▶ _Stored records_
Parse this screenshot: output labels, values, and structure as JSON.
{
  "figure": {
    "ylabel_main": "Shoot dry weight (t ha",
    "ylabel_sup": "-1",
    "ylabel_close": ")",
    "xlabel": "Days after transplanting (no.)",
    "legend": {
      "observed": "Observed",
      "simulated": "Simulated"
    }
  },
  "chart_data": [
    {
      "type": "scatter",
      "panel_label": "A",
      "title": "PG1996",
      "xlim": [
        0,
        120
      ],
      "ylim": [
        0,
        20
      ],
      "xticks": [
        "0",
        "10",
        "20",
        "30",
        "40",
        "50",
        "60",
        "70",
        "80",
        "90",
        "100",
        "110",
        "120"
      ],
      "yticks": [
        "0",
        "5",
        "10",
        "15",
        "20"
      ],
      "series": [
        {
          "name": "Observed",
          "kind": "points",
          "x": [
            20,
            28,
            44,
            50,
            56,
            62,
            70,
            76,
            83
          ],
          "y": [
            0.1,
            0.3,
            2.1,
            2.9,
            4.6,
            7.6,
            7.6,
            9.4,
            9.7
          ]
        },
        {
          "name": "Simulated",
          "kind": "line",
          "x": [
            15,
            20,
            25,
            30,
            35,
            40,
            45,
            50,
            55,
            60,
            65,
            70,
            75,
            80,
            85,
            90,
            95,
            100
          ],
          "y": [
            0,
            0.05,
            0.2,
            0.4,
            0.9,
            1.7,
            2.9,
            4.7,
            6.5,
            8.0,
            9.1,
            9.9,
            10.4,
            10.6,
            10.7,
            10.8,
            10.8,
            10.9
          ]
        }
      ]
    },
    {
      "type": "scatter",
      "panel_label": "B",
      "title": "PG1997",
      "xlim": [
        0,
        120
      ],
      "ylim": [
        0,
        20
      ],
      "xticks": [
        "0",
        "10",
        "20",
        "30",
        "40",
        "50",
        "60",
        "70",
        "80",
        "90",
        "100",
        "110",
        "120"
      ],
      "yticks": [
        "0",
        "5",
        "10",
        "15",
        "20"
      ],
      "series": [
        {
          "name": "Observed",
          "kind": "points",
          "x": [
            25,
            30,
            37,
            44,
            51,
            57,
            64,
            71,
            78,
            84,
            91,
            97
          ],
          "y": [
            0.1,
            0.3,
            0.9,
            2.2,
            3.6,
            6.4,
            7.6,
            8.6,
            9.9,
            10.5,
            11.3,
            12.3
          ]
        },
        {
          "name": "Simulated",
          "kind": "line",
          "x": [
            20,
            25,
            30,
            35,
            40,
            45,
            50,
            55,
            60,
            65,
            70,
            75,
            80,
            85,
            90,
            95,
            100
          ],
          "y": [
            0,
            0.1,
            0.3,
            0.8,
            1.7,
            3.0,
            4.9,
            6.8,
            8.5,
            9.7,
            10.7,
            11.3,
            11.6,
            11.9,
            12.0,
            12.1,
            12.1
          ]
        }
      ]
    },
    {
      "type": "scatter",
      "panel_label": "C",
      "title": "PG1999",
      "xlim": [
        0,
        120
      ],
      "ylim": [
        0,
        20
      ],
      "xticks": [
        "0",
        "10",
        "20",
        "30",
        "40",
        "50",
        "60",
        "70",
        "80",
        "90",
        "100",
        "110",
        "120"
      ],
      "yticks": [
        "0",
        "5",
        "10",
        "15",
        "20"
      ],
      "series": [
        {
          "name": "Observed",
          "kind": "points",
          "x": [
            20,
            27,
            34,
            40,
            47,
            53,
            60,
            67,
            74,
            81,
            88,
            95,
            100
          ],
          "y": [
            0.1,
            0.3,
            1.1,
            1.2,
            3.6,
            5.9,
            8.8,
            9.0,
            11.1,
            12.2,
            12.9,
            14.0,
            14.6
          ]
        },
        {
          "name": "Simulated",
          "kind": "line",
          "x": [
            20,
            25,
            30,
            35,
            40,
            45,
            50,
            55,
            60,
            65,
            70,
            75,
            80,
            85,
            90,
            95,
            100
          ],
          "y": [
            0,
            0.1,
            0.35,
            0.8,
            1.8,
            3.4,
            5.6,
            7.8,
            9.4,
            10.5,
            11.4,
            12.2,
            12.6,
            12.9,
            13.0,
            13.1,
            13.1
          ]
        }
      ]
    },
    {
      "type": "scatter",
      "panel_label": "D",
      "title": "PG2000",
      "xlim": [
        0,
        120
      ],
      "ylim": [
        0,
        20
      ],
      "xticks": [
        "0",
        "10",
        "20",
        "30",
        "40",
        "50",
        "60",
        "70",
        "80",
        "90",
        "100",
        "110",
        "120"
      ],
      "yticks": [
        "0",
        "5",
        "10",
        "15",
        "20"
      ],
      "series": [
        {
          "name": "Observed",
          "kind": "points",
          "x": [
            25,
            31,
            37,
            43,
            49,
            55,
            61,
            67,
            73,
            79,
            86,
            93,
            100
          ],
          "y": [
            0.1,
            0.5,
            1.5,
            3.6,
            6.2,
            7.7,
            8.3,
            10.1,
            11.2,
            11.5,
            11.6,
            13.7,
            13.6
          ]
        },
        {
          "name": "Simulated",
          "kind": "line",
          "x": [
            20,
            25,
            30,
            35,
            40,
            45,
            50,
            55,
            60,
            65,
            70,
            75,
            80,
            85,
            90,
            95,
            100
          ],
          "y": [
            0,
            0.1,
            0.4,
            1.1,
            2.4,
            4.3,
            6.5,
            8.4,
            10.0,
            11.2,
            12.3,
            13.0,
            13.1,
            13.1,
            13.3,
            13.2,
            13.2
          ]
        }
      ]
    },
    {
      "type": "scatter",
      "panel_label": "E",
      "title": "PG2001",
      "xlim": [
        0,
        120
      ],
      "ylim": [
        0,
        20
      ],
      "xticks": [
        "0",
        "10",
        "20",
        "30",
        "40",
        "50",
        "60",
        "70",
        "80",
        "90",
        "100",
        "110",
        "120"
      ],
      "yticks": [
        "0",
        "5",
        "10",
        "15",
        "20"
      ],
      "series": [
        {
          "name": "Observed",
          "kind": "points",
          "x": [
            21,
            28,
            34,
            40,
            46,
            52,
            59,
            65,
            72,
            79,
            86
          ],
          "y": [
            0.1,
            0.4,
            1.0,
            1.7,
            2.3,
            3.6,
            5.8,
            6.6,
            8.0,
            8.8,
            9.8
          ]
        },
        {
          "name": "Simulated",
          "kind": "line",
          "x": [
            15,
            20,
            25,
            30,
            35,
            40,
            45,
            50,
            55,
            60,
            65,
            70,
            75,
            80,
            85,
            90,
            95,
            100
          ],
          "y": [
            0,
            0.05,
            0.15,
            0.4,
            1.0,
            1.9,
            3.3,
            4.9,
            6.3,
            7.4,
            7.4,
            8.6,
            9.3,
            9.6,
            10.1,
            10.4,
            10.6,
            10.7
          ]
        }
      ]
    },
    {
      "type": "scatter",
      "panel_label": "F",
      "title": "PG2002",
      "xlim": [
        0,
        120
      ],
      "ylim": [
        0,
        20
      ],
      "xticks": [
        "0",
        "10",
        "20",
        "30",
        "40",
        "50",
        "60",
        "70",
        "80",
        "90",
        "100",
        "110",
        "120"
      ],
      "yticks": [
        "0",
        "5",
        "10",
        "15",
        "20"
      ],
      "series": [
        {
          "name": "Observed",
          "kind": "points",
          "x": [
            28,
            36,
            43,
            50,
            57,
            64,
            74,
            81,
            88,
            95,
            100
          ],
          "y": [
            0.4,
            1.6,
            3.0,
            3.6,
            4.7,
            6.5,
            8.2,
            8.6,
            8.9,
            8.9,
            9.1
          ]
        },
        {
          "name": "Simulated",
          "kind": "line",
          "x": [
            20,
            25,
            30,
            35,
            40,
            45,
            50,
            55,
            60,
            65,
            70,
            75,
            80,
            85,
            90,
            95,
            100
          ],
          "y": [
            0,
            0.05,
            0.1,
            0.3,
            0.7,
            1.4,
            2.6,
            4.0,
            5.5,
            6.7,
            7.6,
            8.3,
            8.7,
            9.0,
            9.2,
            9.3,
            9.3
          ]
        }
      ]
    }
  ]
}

▶ _Required task_
In the entries above, identify every line with the string "title".

▶ _Solution to this exercise_
      "title": "PG1996",
      "title": "PG1997",
      "title": "PG1999",
      "title": "PG2000",
      "title": "PG2001",
      "title": "PG2002",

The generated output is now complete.